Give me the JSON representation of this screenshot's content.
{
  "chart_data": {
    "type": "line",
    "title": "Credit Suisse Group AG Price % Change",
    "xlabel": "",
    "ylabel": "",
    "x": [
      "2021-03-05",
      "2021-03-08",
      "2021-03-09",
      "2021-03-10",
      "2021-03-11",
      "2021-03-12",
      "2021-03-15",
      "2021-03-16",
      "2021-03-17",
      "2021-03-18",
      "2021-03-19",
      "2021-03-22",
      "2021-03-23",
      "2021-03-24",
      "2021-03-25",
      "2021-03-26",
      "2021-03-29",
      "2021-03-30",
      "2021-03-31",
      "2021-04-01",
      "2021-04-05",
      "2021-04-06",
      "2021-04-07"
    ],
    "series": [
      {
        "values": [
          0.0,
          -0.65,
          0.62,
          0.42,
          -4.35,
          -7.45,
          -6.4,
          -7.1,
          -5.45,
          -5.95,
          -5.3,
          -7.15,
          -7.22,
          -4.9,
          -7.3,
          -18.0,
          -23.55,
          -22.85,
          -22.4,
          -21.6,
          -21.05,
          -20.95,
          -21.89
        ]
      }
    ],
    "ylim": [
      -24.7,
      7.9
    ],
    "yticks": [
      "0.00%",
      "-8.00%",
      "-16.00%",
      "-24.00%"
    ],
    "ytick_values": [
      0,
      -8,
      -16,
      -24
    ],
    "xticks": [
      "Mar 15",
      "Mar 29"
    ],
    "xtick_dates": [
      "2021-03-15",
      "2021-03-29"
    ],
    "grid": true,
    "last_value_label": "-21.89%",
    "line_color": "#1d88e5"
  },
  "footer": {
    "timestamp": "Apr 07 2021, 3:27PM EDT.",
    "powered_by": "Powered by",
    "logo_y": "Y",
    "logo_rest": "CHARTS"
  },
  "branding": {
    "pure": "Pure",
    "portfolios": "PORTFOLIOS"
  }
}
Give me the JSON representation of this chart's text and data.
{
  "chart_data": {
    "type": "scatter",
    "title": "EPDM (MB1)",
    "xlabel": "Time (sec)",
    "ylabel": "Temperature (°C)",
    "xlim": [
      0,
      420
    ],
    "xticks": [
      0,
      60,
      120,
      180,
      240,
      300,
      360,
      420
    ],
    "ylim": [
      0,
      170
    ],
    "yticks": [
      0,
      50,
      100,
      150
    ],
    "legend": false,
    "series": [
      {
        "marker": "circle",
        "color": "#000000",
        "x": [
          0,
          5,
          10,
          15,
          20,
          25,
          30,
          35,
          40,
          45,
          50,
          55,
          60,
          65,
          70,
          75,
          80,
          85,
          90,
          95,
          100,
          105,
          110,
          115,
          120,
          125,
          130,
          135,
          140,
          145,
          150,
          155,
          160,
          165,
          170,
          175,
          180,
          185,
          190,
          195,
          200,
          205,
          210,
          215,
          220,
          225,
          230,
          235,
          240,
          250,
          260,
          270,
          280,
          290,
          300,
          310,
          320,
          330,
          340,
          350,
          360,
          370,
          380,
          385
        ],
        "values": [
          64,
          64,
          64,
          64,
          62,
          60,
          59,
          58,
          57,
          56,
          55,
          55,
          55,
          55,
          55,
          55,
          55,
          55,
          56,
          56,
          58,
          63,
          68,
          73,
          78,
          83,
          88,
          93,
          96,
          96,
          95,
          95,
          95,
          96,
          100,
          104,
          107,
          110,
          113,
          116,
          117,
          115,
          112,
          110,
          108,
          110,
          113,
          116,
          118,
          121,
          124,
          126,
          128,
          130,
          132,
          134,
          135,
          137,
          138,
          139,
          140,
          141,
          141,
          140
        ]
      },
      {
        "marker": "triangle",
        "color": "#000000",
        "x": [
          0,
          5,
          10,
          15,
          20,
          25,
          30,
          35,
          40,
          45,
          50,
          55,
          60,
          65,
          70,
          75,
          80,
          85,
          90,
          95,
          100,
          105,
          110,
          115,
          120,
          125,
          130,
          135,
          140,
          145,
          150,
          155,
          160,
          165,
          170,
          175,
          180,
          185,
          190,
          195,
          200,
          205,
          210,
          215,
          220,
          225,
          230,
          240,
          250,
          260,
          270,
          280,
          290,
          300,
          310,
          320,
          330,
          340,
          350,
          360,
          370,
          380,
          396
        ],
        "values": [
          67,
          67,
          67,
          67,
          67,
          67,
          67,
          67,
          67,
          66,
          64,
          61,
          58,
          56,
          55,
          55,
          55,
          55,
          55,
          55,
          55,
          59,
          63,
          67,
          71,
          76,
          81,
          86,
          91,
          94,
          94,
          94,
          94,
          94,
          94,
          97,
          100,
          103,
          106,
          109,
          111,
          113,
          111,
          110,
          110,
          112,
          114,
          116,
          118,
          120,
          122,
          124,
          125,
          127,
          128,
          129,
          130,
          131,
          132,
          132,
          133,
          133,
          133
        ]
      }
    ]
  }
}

☆ ☆ ☆

* _Work to complete_: Search the entries for the string "this" and collect each line that has it.

* _Full output_:
Give me the JSON representation of this screenshot's content.
Give me the JSON representation of this chart's text and data.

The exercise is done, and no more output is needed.